» GIVEN PROBLEM: Copy out every line of the data below word for word, leaving nothing out and changing nothing.

[Region and label listings]
## START
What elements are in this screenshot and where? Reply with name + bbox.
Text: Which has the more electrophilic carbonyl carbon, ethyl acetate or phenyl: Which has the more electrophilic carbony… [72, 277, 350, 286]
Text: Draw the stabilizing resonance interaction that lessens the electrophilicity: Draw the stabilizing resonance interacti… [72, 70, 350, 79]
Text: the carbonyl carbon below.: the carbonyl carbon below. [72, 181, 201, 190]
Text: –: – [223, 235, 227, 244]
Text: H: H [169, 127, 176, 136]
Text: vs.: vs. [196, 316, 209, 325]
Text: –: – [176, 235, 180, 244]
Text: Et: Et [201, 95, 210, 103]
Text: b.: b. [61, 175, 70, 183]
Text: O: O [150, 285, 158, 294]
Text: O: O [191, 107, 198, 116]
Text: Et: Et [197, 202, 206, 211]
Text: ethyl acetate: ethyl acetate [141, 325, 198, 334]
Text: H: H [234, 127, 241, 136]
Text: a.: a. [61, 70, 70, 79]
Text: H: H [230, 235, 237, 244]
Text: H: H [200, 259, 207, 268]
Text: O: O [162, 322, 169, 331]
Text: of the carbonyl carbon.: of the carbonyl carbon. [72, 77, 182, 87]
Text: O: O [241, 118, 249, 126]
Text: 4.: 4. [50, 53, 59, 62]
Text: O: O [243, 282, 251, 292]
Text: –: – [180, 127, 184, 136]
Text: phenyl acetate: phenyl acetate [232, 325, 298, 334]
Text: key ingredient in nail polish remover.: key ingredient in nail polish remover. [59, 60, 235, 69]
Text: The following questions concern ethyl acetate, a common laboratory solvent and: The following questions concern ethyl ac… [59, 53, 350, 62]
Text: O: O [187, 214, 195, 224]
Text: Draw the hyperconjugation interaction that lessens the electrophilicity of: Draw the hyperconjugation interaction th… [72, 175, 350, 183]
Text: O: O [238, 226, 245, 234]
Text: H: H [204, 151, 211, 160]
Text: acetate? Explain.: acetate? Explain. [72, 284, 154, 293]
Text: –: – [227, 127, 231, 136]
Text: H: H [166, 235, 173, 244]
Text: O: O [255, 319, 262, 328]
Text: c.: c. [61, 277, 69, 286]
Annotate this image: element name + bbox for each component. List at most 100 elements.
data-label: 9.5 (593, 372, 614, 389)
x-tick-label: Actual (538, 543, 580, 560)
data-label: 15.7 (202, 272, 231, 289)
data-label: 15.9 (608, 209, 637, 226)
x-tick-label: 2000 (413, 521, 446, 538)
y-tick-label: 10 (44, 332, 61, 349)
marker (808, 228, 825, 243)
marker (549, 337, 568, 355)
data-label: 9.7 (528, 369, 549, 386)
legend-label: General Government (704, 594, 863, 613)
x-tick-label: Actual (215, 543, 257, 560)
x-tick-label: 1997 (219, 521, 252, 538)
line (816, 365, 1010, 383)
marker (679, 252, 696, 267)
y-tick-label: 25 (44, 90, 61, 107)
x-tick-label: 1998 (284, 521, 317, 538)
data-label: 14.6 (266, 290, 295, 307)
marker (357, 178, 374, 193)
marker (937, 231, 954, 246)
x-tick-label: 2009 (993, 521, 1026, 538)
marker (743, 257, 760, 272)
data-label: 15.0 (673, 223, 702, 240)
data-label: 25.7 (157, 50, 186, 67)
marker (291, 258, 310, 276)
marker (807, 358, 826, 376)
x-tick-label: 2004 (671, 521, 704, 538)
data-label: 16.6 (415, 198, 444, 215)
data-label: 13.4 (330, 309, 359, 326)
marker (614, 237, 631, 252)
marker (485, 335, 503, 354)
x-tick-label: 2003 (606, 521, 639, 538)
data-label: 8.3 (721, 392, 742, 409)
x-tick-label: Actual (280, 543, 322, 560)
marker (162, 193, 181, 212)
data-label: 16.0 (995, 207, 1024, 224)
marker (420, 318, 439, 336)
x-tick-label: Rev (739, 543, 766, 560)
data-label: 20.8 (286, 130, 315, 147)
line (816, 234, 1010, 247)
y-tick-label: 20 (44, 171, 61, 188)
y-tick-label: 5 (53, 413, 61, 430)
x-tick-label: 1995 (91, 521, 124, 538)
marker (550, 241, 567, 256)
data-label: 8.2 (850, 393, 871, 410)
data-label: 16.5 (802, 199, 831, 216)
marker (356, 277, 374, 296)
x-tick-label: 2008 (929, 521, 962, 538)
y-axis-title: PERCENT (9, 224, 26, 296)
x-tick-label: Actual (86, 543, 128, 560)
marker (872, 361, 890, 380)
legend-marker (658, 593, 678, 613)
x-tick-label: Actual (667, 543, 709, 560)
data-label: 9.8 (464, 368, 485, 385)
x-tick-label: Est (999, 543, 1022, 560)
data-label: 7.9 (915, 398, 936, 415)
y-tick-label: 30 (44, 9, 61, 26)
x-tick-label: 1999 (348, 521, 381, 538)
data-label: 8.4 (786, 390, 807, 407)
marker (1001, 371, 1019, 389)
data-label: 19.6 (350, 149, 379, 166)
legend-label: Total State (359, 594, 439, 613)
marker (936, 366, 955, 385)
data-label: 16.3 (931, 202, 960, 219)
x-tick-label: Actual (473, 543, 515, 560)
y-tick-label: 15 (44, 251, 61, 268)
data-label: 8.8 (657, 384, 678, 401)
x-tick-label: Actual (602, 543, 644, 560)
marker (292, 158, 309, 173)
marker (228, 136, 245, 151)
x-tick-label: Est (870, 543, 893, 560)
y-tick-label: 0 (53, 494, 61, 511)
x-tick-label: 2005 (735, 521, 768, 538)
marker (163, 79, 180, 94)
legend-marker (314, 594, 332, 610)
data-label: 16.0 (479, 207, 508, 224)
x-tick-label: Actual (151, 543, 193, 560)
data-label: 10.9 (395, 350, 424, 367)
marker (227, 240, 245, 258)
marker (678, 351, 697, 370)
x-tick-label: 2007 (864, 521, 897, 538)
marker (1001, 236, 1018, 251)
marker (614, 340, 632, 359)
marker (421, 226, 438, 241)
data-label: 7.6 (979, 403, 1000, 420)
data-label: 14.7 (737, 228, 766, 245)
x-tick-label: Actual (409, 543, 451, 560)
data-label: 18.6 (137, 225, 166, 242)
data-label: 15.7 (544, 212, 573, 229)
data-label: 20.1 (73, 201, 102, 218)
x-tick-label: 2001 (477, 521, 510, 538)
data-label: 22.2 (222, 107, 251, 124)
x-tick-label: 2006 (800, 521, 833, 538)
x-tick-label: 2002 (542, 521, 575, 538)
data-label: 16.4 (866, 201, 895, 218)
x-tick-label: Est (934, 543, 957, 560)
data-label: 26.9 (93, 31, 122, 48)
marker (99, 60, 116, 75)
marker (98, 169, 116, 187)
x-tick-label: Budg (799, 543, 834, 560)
## END
» EXERCISE SOLUTION:
What elements are in this screenshot and where? Reply with name + bbox.
Text: Which has the more electrophilic carbonyl carbon, ethyl acetate or phenyl: Which has the more electrophilic carbony… [72, 277, 350, 286]
Text: Draw the stabilizing resonance interaction that lessens the electrophilicity: Draw the stabilizing resonance interacti… [72, 70, 350, 79]
Text: the carbonyl carbon below.: the carbonyl carbon below. [72, 181, 201, 190]
Text: –: – [223, 235, 227, 244]
Text: H: H [169, 127, 176, 136]
Text: vs.: vs. [196, 316, 209, 325]
Text: –: – [176, 235, 180, 244]
Text: Et: Et [201, 95, 210, 103]
Text: b.: b. [61, 175, 70, 183]
Text: O: O [150, 285, 158, 294]
Text: O: O [191, 107, 198, 116]
Text: Et: Et [197, 202, 206, 211]
Text: ethyl acetate: ethyl acetate [141, 325, 198, 334]
Text: H: H [234, 127, 241, 136]
Text: a.: a. [61, 70, 70, 79]
Text: H: H [230, 235, 237, 244]
Text: H: H [200, 259, 207, 268]
Text: O: O [162, 322, 169, 331]
Text: of the carbonyl carbon.: of the carbonyl carbon. [72, 77, 182, 87]
Text: O: O [241, 118, 249, 126]
Text: 4.: 4. [50, 53, 59, 62]
Text: O: O [243, 282, 251, 292]
Text: –: – [180, 127, 184, 136]
Text: phenyl acetate: phenyl acetate [232, 325, 298, 334]
Text: key ingredient in nail polish remover.: key ingredient in nail polish remover. [59, 60, 235, 69]
Text: The following questions concern ethyl acetate, a common laboratory solvent and: The following questions concern ethyl ac… [59, 53, 350, 62]
Text: O: O [187, 214, 195, 224]
Text: Draw the hyperconjugation interaction that lessens the electrophilicity of: Draw the hyperconjugation interaction th… [72, 175, 350, 183]
Text: O: O [238, 226, 245, 234]
Text: H: H [204, 151, 211, 160]
Text: acetate? Explain.: acetate? Explain. [72, 284, 154, 293]
Text: –: – [227, 127, 231, 136]
Text: H: H [166, 235, 173, 244]
Text: O: O [255, 319, 262, 328]
Text: c.: c. [61, 277, 69, 286]
Annotate this image: element name + bbox for each component. List at most 100 elements.
data-label: 9.5 (593, 372, 614, 389)
x-tick-label: Actual (538, 543, 580, 560)
data-label: 15.7 (202, 272, 231, 289)
data-label: 15.9 (608, 209, 637, 226)
x-tick-label: 2000 (413, 521, 446, 538)
y-tick-label: 10 (44, 332, 61, 349)
marker (808, 228, 825, 243)
marker (549, 337, 568, 355)
data-label: 9.7 (528, 369, 549, 386)
legend-label: General Government (704, 594, 863, 613)
x-tick-label: Actual (215, 543, 257, 560)
x-tick-label: 1997 (219, 521, 252, 538)
line (816, 365, 1010, 383)
marker (679, 252, 696, 267)
y-tick-label: 25 (44, 90, 61, 107)
x-tick-label: 1998 (284, 521, 317, 538)
data-label: 14.6 (266, 290, 295, 307)
marker (357, 178, 374, 193)
marker (937, 231, 954, 246)
x-tick-label: 2009 (993, 521, 1026, 538)
marker (743, 257, 760, 272)
data-label: 15.0 (673, 223, 702, 240)
data-label: 25.7 (157, 50, 186, 67)
marker (291, 258, 310, 276)
marker (807, 358, 826, 376)
x-tick-label: 2004 (671, 521, 704, 538)
data-label: 16.6 (415, 198, 444, 215)
data-label: 13.4 (330, 309, 359, 326)
marker (614, 237, 631, 252)
marker (485, 335, 503, 354)
x-tick-label: 2003 (606, 521, 639, 538)
data-label: 8.3 (721, 392, 742, 409)
x-tick-label: Actual (280, 543, 322, 560)
marker (162, 193, 181, 212)
data-label: 16.0 (995, 207, 1024, 224)
marker (420, 318, 439, 336)
x-tick-label: Rev (739, 543, 766, 560)
data-label: 20.8 (286, 130, 315, 147)
line (816, 234, 1010, 247)
y-tick-label: 20 (44, 171, 61, 188)
y-tick-label: 5 (53, 413, 61, 430)
x-tick-label: 1995 (91, 521, 124, 538)
marker (550, 241, 567, 256)
data-label: 8.2 (850, 393, 871, 410)
data-label: 16.5 (802, 199, 831, 216)
marker (356, 277, 374, 296)
x-tick-label: 2008 (929, 521, 962, 538)
y-axis-title: PERCENT (9, 224, 26, 296)
x-tick-label: Actual (86, 543, 128, 560)
marker (872, 361, 890, 380)
legend-marker (658, 593, 678, 613)
x-tick-label: Actual (667, 543, 709, 560)
data-label: 9.8 (464, 368, 485, 385)
x-tick-label: Est (999, 543, 1022, 560)
data-label: 7.9 (915, 398, 936, 415)
y-tick-label: 30 (44, 9, 61, 26)
x-tick-label: 1999 (348, 521, 381, 538)
data-label: 8.4 (786, 390, 807, 407)
marker (1001, 371, 1019, 389)
data-label: 19.6 (350, 149, 379, 166)
legend-label: Total State (359, 594, 439, 613)
marker (936, 366, 955, 385)
data-label: 16.3 (931, 202, 960, 219)
x-tick-label: Actual (473, 543, 515, 560)
y-tick-label: 15 (44, 251, 61, 268)
data-label: 8.8 (657, 384, 678, 401)
x-tick-label: Actual (602, 543, 644, 560)
marker (292, 158, 309, 173)
marker (228, 136, 245, 151)
x-tick-label: Est (870, 543, 893, 560)
y-tick-label: 0 (53, 494, 61, 511)
x-tick-label: 2005 (735, 521, 768, 538)
marker (163, 79, 180, 94)
legend-marker (314, 594, 332, 610)
data-label: 16.0 (479, 207, 508, 224)
x-tick-label: Actual (151, 543, 193, 560)
data-label: 10.9 (395, 350, 424, 367)
marker (227, 240, 245, 258)
marker (678, 351, 697, 370)
x-tick-label: 2007 (864, 521, 897, 538)
marker (1001, 236, 1018, 251)
marker (614, 340, 632, 359)
marker (421, 226, 438, 241)
data-label: 7.6 (979, 403, 1000, 420)
data-label: 14.7 (737, 228, 766, 245)
x-tick-label: Actual (409, 543, 451, 560)
data-label: 18.6 (137, 225, 166, 242)
data-label: 15.7 (544, 212, 573, 229)
data-label: 20.1 (73, 201, 102, 218)
x-tick-label: 2001 (477, 521, 510, 538)
data-label: 22.2 (222, 107, 251, 124)
x-tick-label: 2006 (800, 521, 833, 538)
x-tick-label: 2002 (542, 521, 575, 538)
data-label: 16.4 (866, 201, 895, 218)
x-tick-label: Est (934, 543, 957, 560)
data-label: 26.9 (93, 31, 122, 48)
marker (99, 60, 116, 75)
marker (98, 169, 116, 187)
x-tick-label: Budg (799, 543, 834, 560)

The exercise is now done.